- _WHAT THE TASK REQUIRES_
Return each line of the data below verbatim; pictures are to be left out.

━━━━━ TASK MATERIAL ━━━━━

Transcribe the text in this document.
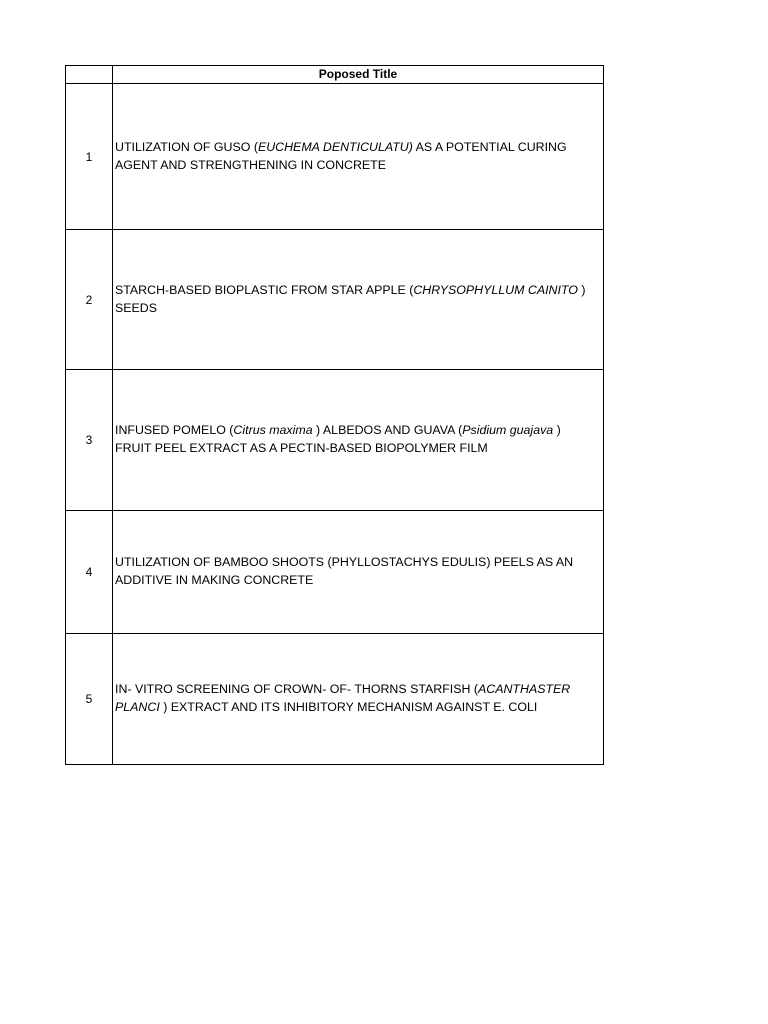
	Poposed Title
1	UTILIZATION OF GUSO (EUCHEMA DENTICULATU) AS A POTENTIAL CURING AGENT AND STRENGTHENING IN CONCRETE

2	STARCH-BASED BIOPLASTIC FROM STAR APPLE (CHRYSOPHYLLUM CAINITO ) SEEDS

3	INFUSED POMELO (Citrus maxima ) ALBEDOS AND GUAVA (Psidium guajava ) FRUIT PEEL EXTRACT AS A PECTIN-BASED BIOPOLYMER FILM

4	UTILIZATION OF BAMBOO SHOOTS (PHYLLOSTACHYS EDULIS) PEELS AS AN ADDITIVE IN MAKING CONCRETE

5	IN- VITRO SCREENING OF CROWN- OF- THORNS STARFISH (ACANTHASTER PLANCI ) EXTRACT AND ITS INHIBITORY MECHANISM AGAINST E. COLI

━━━━━

- _WRITTEN RESPONSE_
Transcribe the text in this document.
	Poposed Title
1	UTILIZATION OF GUSO (EUCHEMA DENTICULATU) AS A POTENTIAL CURING AGENT AND STRENGTHENING IN CONCRETE

2	STARCH-BASED BIOPLASTIC FROM STAR APPLE (CHRYSOPHYLLUM CAINITO ) SEEDS

3	INFUSED POMELO (Citrus maxima ) ALBEDOS AND GUAVA (Psidium guajava ) FRUIT PEEL EXTRACT AS A PECTIN-BASED BIOPOLYMER FILM

4	UTILIZATION OF BAMBOO SHOOTS (PHYLLOSTACHYS EDULIS) PEELS AS AN ADDITIVE IN MAKING CONCRETE

5	IN- VITRO SCREENING OF CROWN- OF- THORNS STARFISH (ACANTHASTER PLANCI ) EXTRACT AND ITS INHIBITORY MECHANISM AGAINST E. COLI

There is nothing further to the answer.